[Data listing]
++++++++

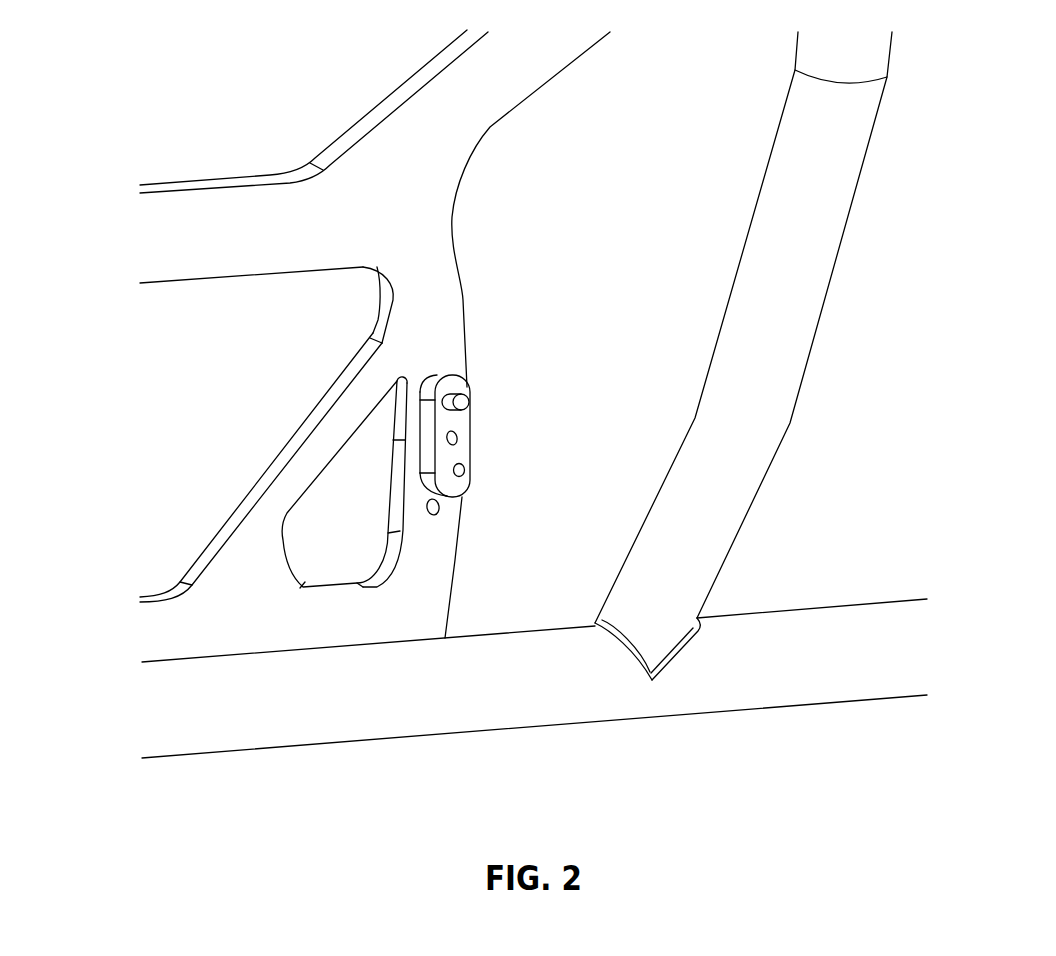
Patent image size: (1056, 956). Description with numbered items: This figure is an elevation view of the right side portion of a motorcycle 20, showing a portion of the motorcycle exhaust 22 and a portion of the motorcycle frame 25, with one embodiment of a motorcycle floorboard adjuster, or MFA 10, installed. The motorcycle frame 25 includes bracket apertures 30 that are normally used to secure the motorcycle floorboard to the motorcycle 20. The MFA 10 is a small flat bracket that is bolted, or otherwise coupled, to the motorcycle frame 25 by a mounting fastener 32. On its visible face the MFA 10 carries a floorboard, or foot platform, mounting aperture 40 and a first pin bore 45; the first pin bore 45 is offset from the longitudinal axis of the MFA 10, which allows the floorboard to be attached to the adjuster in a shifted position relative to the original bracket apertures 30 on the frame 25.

The motorcycle floorboard adjuster (MFA) 10 is at (447, 483).
The motorcycle 20 is at (953, 223).
The motorcycle exhaust 22 is at (830, 174).
The motorcycle frame 25 is at (387, 224).
The bracket aperture 30 is at (437, 513).
The mounting fastener 32 is at (467, 390).
The foot platform mounting aperture 40 is at (453, 438).
The first pin bore 45 is at (466, 473).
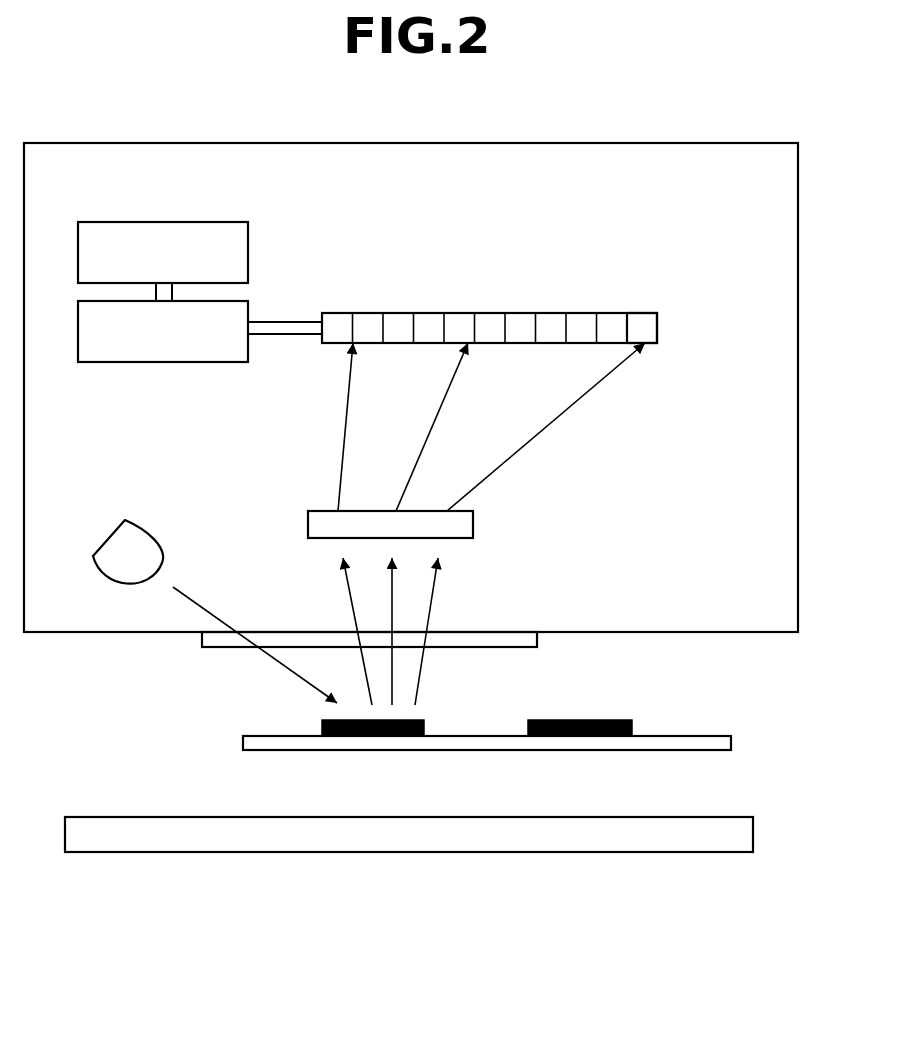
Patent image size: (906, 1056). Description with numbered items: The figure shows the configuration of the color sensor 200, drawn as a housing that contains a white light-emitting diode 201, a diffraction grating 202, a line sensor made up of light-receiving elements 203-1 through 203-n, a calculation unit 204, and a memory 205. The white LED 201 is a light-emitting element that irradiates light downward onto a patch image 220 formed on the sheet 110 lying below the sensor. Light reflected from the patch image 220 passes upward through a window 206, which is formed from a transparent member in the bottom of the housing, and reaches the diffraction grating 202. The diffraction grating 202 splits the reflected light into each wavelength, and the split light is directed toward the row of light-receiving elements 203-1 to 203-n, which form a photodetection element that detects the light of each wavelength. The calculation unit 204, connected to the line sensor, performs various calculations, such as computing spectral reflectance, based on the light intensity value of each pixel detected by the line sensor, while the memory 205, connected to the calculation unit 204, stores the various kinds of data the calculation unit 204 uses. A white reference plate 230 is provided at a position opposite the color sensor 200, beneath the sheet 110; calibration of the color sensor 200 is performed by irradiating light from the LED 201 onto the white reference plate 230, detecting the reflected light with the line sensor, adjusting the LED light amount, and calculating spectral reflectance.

The color sensor 200 is at (548, 143).
The white light-emitting diode 201 is at (136, 526).
The diffraction grating 202 is at (473, 523).
The light-receiving element 203-1 is at (352, 313).
The light-receiving element 203-n is at (657, 328).
The calculation unit 204 is at (165, 362).
The memory 205 is at (161, 222).
The window 206 is at (537, 640).
The patch image 220 is at (322, 728).
The sheet 110 is at (293, 750).
The white reference plate 230 is at (257, 852).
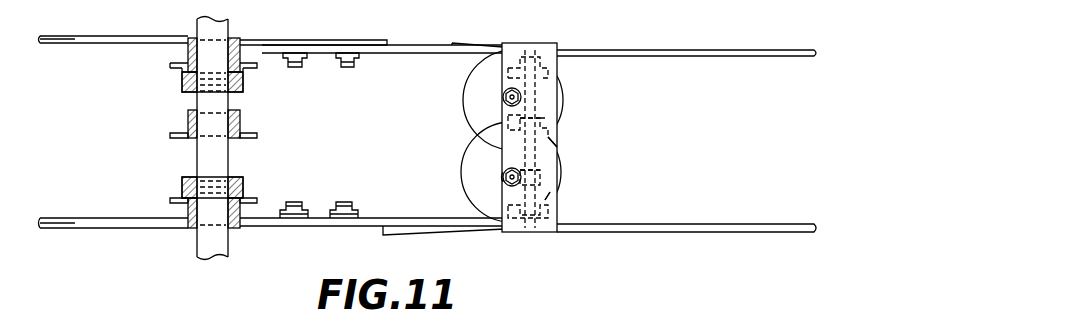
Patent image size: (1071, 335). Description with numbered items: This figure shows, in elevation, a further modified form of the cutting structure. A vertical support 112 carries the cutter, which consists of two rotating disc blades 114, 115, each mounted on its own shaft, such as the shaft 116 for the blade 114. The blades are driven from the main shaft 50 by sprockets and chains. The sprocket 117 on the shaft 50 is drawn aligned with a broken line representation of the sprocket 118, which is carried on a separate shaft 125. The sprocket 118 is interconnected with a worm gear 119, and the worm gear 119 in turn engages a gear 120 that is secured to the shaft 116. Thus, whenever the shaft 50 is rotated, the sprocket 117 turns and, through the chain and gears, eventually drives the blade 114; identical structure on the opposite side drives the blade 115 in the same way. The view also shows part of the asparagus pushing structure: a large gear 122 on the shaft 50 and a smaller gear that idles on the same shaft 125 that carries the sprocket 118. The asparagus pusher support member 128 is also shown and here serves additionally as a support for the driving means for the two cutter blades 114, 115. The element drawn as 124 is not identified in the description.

The shaft 50 is at (203, 237).
The vertical support 112 is at (560, 229).
The rotating disc blade 114 is at (461, 165).
The rotating disc blade 115 is at (463, 88).
The shaft 116 is at (508, 173).
The sprocket 117 is at (243, 192).
The sprocket 118 is at (549, 195).
The worm gear 119 is at (541, 175).
The gear 120 is at (504, 179).
The large gear 122 is at (185, 115).
The upper slot 124 is at (540, 122).
The shaft 125 is at (562, 147).
The asparagus pusher support member 128 is at (383, 218).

++++++++

*WRITTEN EXERCISE*:
Pick out each line in the rows above that contains the word "frame", and copy those lines in full.

*SOLUTION FOR THIS TASK*:
Patent image size: (1056, 956). Description with numbered items: This figure is an elevation view of the right side portion of a motorcycle 20, showing a portion of the motorcycle exhaust 22 and a portion of the motorcycle frame 25, with one embodiment of a motorcycle floorboard adjuster, or MFA 10, installed. The motorcycle frame 25 includes bracket apertures 30 that are normally used to secure the motorcycle floorboard to the motorcycle 20. The MFA 10 is a small flat bracket that is bolted, or otherwise coupled, to the motorcycle frame 25 by a mounting fastener 32. On its visible face the MFA 10 carries a floorboard, or foot platform, mounting aperture 40 and a first pin bore 45; the first pin bore 45 is offset from the longitudinal axis of the MFA 10, which allows the floorboard to be attached to the adjuster in a shifted position relative to the original bracket apertures 30 on the frame 25.
The motorcycle frame 25 is at (387, 224).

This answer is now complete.